» Extrait cité
· · · · ·

Ainsi, Lyubomirsy, Sheldon et Schkade (2005) proposent une « architecture du bonheur » (figure 7) qui accorde également 50 % d’influence au facteur génétique, laissant environ 10 % aux circonstances de la vie et aux facteurs sociodémographiques et environ 40 % à l’activité intentionnelle.

Les autres et le bien-être psychologique : le continuum égocentrisme-allocentrisme

Selon Sartre « l’enfer, c’est les autres » a toujours été mal compris.

On a cru que je voulais dire par là que nos rapports avec les autres étaient toujours empoisonnés, que c’étaient toujours des rapports infernaux. Or, c’est autre chose que je veux dire. Je veux dire que si les rapports avec autrui sont tordus, viciés, alors l’autre ne peut être que l’enfer. Pourquoi ? Parce que les autres sont au fond ce qu’il y a de plus important en nous-mêmes pour notre propre connaissance de nous-mêmes. Quand nous pensons sur nous, quand nous essayons de nous connaître, au fond, nous usons ces connaissances que les autres ont déjà sur nous. Nous nous jugeons avec les moyens que les autres ont, nous ont donné de nous juger. Quoique je dise sur moi, toujours le jugement d’autrui entre dedans. Ce qui veut dire que, si mes rapports sont mauvais, je me mets dans la totale dépendance d’autrui. Et alors en effet je suis en enfer. Et il existe une quantité de gens dans le monde qui sont en enfer parce qu’ils dépendent trop du jugement d’autrui. Mais cela ne veut nullement dire qu’on ne puisse avoir d’autres rapports avec les autres. Ça marque simplement l’importance capitale de tous les autres pour chacun de nous. (Sartre, 1965 [1] )

Sartre exprime ainsi, avec ses mots à lui, que la perception de la qualité des relations interpersonnelles apparaît comme un indicateur du bien-être et de la santé psychique (Finkenauer & Baumeister, 1997) ou du développement et de la maturité des individus.

« La forte relation entre l’altruisme et l’humeur positive est notre plus grande découverte » (Csikszentmihalyi & Patton, 1997, p. 153). L’altruisme procure deux sortes de récompenses :

  • Une attention positive à autrui va probablement attirer un comportement réciproque plutôt que de l’indifférence ; le fait de se savoir apprécié et valorisé attire plus de sens et de joie à sa vie (Seligman 1975, 1990).

· · · · ·

» Données fournies
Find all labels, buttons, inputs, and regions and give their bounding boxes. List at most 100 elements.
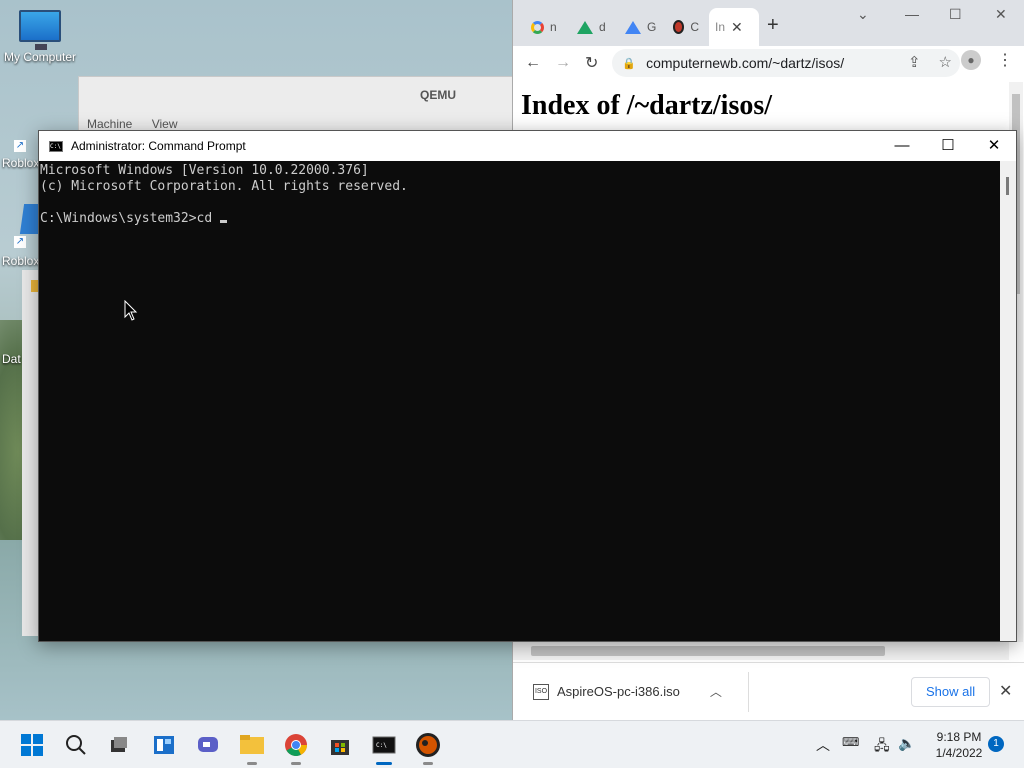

· · · · ·

» Problème posé
Réécrivez le passage de l'extrait sur le bien-être psychologique compris entre « Ainsi, Lyubomirsy, Sheldon » et « été mal compris. », inclus, en y remplaçant « bonheur » par « contentement ».

» Résultat obtenu
Ainsi, Lyubomirsy, Sheldon et Schkade (2005) proposent une « architecture du contentement » (figure 7) qui accorde également 50 % d’influence au facteur génétique, laissant environ 10 % aux circonstances de la vie et aux facteurs sociodémographiques et environ 40 % à l’activité intentionnelle.

Les autres et le bien-être psychologique : le continuum égocentrisme-allocentrisme

Selon Sartre « l’enfer, c’est les autres » a toujours été mal compris.